### [Requirement]
Retype everything from the line containing "speckle: [767, 300, 770, 303]" down to the last of the rows, keeping every character the same.

### [Element location data]
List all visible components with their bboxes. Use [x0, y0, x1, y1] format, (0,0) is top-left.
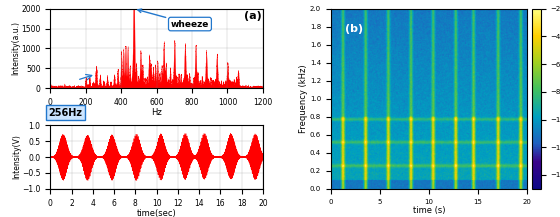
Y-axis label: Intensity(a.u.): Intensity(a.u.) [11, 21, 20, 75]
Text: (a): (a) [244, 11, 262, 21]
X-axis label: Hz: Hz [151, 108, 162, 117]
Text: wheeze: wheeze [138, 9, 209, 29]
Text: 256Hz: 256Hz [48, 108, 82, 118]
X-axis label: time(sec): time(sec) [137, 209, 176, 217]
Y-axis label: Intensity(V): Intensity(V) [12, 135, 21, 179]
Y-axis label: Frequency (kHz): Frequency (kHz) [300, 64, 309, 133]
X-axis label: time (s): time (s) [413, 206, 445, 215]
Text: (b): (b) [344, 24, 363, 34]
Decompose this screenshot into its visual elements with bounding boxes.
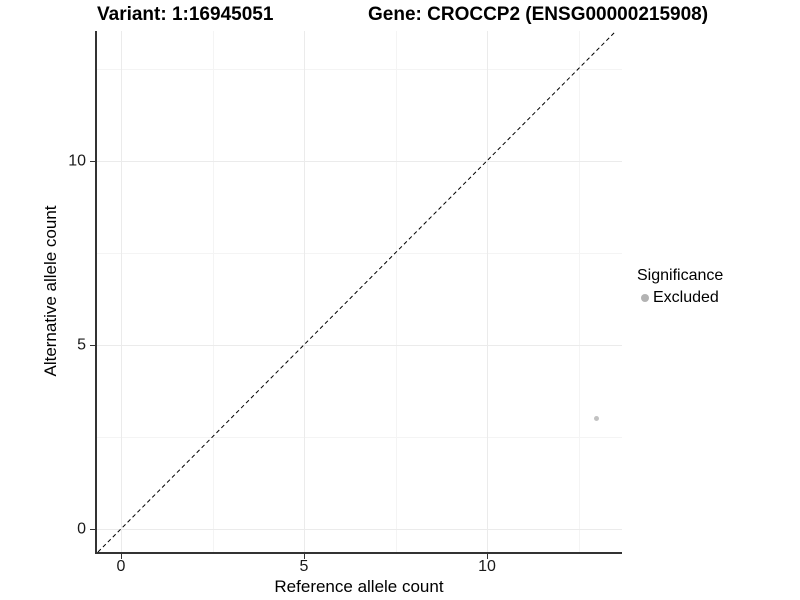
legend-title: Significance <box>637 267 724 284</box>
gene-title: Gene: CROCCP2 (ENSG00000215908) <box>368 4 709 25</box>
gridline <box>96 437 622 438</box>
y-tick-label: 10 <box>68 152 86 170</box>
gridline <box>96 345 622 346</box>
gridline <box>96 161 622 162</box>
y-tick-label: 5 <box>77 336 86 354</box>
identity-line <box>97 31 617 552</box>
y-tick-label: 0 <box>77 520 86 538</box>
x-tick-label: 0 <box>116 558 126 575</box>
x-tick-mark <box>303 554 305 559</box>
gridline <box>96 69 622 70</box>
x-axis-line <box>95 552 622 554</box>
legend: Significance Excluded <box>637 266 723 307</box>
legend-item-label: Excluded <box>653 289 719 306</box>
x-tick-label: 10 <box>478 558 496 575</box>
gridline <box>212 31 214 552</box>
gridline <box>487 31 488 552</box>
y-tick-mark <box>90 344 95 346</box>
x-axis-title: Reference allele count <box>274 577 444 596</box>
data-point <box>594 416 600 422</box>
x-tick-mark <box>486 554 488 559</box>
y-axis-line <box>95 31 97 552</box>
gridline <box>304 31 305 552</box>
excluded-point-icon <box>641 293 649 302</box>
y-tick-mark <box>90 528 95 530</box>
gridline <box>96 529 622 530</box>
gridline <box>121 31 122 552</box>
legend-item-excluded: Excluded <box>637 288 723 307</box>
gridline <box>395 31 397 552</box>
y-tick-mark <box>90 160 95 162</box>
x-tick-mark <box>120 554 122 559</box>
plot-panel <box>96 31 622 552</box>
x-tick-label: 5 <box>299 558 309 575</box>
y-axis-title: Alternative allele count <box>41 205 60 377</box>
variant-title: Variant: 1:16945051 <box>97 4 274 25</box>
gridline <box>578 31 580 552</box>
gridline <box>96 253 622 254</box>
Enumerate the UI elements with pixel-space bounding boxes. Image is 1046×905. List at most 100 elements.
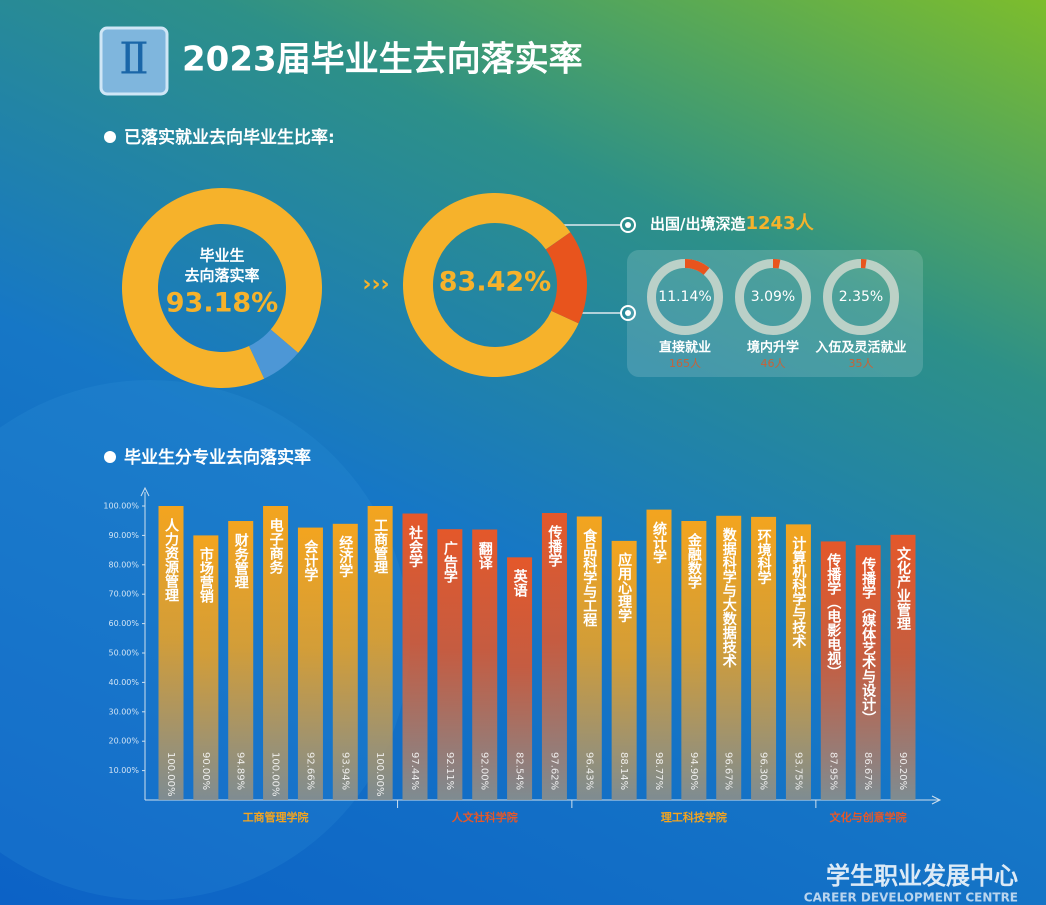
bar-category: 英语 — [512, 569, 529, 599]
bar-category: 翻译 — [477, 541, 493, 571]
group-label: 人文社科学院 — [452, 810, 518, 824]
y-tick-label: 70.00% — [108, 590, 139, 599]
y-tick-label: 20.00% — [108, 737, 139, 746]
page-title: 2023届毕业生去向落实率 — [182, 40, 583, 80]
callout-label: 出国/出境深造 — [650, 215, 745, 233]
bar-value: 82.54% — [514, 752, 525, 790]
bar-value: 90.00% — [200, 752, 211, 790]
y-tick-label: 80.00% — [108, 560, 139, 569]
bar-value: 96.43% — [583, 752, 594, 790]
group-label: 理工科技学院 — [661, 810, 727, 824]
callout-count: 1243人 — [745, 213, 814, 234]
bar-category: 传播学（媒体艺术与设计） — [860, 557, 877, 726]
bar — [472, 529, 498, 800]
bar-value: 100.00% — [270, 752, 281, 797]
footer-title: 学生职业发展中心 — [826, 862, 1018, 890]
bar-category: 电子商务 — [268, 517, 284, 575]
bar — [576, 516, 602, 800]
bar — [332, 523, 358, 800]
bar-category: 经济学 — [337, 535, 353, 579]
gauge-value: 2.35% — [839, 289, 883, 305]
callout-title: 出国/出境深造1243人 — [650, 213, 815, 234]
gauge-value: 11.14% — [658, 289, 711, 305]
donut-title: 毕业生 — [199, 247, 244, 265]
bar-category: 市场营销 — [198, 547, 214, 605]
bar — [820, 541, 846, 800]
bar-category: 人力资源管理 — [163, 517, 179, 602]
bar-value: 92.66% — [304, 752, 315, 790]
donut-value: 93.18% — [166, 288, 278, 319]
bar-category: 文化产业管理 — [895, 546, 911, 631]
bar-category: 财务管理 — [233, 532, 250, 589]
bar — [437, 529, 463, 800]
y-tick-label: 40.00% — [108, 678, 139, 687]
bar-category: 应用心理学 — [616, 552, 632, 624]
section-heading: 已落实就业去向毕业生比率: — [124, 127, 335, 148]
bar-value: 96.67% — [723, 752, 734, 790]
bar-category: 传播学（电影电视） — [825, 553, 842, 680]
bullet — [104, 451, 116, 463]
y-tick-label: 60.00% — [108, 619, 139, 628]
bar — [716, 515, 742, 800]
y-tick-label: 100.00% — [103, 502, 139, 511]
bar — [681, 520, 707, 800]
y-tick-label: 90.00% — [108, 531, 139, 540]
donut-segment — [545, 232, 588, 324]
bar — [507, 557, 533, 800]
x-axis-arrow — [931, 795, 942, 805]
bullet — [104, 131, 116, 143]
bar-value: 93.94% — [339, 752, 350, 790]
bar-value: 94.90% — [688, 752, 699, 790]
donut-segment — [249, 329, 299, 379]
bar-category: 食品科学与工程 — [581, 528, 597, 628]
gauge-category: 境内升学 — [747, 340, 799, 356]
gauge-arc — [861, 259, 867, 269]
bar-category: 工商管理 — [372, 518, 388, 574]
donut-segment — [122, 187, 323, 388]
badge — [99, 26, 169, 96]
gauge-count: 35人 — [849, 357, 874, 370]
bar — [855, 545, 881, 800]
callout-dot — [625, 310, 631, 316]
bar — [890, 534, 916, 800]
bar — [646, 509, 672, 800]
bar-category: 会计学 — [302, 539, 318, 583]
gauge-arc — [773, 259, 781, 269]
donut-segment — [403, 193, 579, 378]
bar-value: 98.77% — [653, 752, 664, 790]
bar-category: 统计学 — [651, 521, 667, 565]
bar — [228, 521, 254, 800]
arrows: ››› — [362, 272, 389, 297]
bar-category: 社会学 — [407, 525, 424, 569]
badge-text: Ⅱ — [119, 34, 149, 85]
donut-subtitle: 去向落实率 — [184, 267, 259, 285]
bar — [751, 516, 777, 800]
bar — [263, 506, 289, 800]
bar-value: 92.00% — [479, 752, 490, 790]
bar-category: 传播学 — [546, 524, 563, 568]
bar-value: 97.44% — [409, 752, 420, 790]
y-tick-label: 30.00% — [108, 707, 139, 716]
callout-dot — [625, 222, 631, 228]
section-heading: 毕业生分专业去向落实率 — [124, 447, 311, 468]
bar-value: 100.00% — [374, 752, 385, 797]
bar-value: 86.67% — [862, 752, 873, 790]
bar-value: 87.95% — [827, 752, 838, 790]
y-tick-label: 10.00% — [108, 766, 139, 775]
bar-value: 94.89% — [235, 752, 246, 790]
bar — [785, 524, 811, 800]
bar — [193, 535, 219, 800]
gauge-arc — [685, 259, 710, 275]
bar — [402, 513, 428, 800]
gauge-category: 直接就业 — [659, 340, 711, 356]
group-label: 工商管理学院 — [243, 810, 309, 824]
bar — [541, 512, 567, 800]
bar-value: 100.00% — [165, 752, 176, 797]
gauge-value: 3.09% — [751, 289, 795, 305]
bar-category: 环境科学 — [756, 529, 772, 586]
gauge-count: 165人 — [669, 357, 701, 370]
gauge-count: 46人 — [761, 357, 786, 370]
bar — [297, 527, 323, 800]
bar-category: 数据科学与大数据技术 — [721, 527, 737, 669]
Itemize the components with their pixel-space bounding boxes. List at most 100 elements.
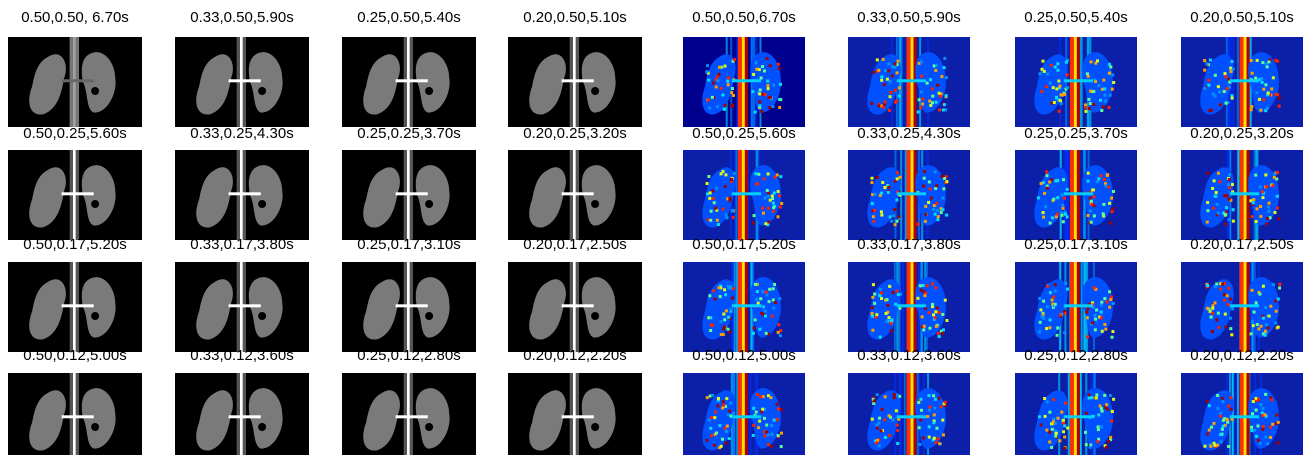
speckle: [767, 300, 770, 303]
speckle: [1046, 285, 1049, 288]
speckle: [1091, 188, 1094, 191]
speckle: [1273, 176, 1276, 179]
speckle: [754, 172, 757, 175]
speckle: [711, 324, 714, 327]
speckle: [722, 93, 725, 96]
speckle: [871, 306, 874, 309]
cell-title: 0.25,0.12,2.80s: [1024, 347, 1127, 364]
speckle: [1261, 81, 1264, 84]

### [Expected answer]
speckle: [767, 300, 770, 303]
speckle: [1046, 285, 1049, 288]
speckle: [1091, 188, 1094, 191]
speckle: [1273, 176, 1276, 179]
speckle: [754, 172, 757, 175]
speckle: [711, 324, 714, 327]
speckle: [722, 93, 725, 96]
speckle: [871, 306, 874, 309]
cell-title: 0.25,0.12,2.80s: [1024, 347, 1127, 364]
speckle: [1261, 81, 1264, 84]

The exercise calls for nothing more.